### TASK GOAL
Restate the entries below verbatim.

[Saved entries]

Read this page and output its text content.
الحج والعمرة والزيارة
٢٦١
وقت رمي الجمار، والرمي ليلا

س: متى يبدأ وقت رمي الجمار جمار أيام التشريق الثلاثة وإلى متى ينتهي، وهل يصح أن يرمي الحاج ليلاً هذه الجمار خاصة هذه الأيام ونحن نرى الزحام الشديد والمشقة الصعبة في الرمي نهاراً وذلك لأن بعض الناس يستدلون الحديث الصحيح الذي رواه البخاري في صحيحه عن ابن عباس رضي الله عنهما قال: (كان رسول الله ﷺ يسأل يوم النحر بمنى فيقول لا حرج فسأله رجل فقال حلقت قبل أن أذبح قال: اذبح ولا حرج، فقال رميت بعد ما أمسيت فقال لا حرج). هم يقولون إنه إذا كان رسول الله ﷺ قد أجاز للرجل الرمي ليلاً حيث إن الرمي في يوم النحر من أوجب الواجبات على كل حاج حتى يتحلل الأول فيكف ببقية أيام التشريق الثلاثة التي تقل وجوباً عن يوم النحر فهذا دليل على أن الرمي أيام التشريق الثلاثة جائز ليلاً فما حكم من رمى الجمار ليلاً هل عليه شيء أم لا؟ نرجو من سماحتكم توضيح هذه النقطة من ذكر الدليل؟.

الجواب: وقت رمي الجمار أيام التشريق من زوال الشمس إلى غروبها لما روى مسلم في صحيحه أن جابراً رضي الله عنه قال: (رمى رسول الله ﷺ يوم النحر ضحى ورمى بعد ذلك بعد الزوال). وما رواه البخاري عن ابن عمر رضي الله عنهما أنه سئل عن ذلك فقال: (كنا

### THE ANSWER
Read this page and output its text content.
الحج والعمرة والزيارة
٢٦١
وقت رمي الجمار، والرمي ليلا

س: متى يبدأ وقت رمي الجمار جمار أيام التشريق الثلاثة وإلى متى ينتهي، وهل يصح أن يرمي الحاج ليلاً هذه الجمار خاصة هذه الأيام ونحن نرى الزحام الشديد والمشقة الصعبة في الرمي نهاراً وذلك لأن بعض الناس يستدلون الحديث الصحيح الذي رواه البخاري في صحيحه عن ابن عباس رضي الله عنهما قال: (كان رسول الله ﷺ يسأل يوم النحر بمنى فيقول لا حرج فسأله رجل فقال حلقت قبل أن أذبح قال: اذبح ولا حرج، فقال رميت بعد ما أمسيت فقال لا حرج). هم يقولون إنه إذا كان رسول الله ﷺ قد أجاز للرجل الرمي ليلاً حيث إن الرمي في يوم النحر من أوجب الواجبات على كل حاج حتى يتحلل الأول فيكف ببقية أيام التشريق الثلاثة التي تقل وجوباً عن يوم النحر فهذا دليل على أن الرمي أيام التشريق الثلاثة جائز ليلاً فما حكم من رمى الجمار ليلاً هل عليه شيء أم لا؟ نرجو من سماحتكم توضيح هذه النقطة من ذكر الدليل؟.

الجواب: وقت رمي الجمار أيام التشريق من زوال الشمس إلى غروبها لما روى مسلم في صحيحه أن جابراً رضي الله عنه قال: (رمى رسول الله ﷺ يوم النحر ضحى ورمى بعد ذلك بعد الزوال). وما رواه البخاري عن ابن عمر رضي الله عنهما أنه سئل عن ذلك فقال: (كنا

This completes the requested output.